— begin —
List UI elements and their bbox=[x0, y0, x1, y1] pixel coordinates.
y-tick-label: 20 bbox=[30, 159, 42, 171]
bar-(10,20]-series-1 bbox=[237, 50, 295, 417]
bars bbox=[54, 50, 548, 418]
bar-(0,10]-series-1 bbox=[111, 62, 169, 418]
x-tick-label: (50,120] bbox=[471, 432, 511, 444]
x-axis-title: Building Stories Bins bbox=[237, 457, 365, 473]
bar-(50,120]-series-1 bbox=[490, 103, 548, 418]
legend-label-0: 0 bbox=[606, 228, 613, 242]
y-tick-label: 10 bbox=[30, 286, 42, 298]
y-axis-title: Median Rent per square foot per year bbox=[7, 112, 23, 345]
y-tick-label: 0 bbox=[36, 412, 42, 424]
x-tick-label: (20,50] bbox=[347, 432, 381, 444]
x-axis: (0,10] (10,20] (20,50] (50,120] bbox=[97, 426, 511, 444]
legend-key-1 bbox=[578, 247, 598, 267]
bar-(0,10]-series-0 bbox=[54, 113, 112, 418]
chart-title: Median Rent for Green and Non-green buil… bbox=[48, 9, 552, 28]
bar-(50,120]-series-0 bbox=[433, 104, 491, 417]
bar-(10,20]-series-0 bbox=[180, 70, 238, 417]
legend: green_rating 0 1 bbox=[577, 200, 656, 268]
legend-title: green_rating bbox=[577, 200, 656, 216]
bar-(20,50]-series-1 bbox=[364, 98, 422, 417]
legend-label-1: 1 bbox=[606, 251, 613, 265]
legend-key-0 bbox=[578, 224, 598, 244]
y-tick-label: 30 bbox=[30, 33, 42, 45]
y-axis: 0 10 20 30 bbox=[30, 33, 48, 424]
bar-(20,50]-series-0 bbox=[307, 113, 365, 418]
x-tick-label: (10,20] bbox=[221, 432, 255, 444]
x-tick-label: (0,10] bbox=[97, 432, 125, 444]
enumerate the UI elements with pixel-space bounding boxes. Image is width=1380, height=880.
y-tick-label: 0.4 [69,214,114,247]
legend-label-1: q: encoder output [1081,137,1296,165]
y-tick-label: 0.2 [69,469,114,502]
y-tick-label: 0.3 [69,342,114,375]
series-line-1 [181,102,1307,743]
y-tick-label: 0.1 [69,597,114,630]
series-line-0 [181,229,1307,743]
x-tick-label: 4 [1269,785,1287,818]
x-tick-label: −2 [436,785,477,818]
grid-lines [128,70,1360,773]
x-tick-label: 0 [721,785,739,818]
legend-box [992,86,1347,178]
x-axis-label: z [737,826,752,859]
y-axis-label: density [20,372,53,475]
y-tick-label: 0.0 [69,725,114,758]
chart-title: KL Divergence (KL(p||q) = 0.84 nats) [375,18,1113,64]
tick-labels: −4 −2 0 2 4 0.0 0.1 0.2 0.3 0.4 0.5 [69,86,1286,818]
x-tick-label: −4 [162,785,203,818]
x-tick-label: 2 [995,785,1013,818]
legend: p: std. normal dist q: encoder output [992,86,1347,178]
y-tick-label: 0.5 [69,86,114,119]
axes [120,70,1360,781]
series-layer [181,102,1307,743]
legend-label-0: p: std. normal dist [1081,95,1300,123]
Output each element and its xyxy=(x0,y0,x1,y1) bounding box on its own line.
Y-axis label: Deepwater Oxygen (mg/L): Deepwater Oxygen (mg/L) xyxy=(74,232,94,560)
— end —
Put these lines into a numbered list, leaving out any blank lines.

- CORRECT OUTPUT
1. List UI elements and their bbox=[x0, y0, x1, y1] pixel coordinates.
2. y-tick-label: 20 bbox=[30, 159, 42, 171]
3. bar-(10,20]-series-1 bbox=[237, 50, 295, 417]
4. bars bbox=[54, 50, 548, 418]
5. bar-(0,10]-series-1 bbox=[111, 62, 169, 418]
6. x-tick-label: (50,120] bbox=[471, 432, 511, 444]
7. x-axis-title: Building Stories Bins bbox=[237, 457, 365, 473]
8. bar-(50,120]-series-1 bbox=[490, 103, 548, 418]
9. legend-label-0: 0 bbox=[606, 228, 613, 242]
10. y-tick-label: 10 bbox=[30, 286, 42, 298]
11. y-axis-title: Median Rent per square foot per year bbox=[7, 112, 23, 345]
12. y-tick-label: 0 bbox=[36, 412, 42, 424]
13. x-tick-label: (20,50] bbox=[347, 432, 381, 444]
14. x-axis: (0,10] (10,20] (20,50] (50,120] bbox=[97, 426, 511, 444]
15. legend-key-1 bbox=[578, 247, 598, 267]
16. bar-(0,10]-series-0 bbox=[54, 113, 112, 418]
17. chart-title: Median Rent for Green and Non-green buil… bbox=[48, 9, 552, 28]
18. bar-(50,120]-series-0 bbox=[433, 104, 491, 417]
19. bar-(10,20]-series-0 bbox=[180, 70, 238, 417]
20. legend: green_rating 0 1 bbox=[577, 200, 656, 268]
21. legend-title: green_rating bbox=[577, 200, 656, 216]
22. bar-(20,50]-series-1 bbox=[364, 98, 422, 417]
23. legend-label-1: 1 bbox=[606, 251, 613, 265]
24. legend-key-0 bbox=[578, 224, 598, 244]
25. y-tick-label: 30 bbox=[30, 33, 42, 45]
26. y-axis: 0 10 20 30 bbox=[30, 33, 48, 424]
27. bar-(20,50]-series-0 bbox=[307, 113, 365, 418]
28. x-tick-label: (10,20] bbox=[221, 432, 255, 444]
29. x-tick-label: (0,10] bbox=[97, 432, 125, 444]
30. enumerate the UI elements with pixel-space bounding boxes. Image is width=1380, height=880.
31. y-tick-label: 0.4 [69,214,114,247]
32. legend-label-1: q: encoder output [1081,137,1296,165]
33. y-tick-label: 0.2 [69,469,114,502]
34. y-tick-label: 0.3 [69,342,114,375]
35. series-line-1 [181,102,1307,743]
36. y-tick-label: 0.1 [69,597,114,630]
37. series-line-0 [181,229,1307,743]
38. x-tick-label: 4 [1269,785,1287,818]
39. x-tick-label: −2 [436,785,477,818]
40. grid-lines [128,70,1360,773]
41. x-tick-label: 0 [721,785,739,818]
42. legend-box [992,86,1347,178]
43. x-axis-label: z [737,826,752,859]
44. y-axis-label: density [20,372,53,475]
45. y-tick-label: 0.0 [69,725,114,758]
46. chart-title: KL Divergence (KL(p||q) = 0.84 nats) [375,18,1113,64]
47. tick-labels: −4 −2 0 2 4 0.0 0.1 0.2 0.3 0.4 0.5 [69,86,1286,818]
48. x-tick-label: −4 [162,785,203,818]
49. x-tick-label: 2 [995,785,1013,818]
50. legend: p: std. normal dist q: encoder output [992,86,1347,178]
51. y-tick-label: 0.5 [69,86,114,119]
52. axes [120,70,1360,781]
53. series-layer [181,102,1307,743]
54. legend-label-0: p: std. normal dist [1081,95,1300,123]
55. Output each element and its xyxy=(x0,y0,x1,y1) bounding box on its own line.
56. Y-axis label: Deepwater Oxygen (mg/L): Deepwater Oxygen (mg/L) xyxy=(74,232,94,560)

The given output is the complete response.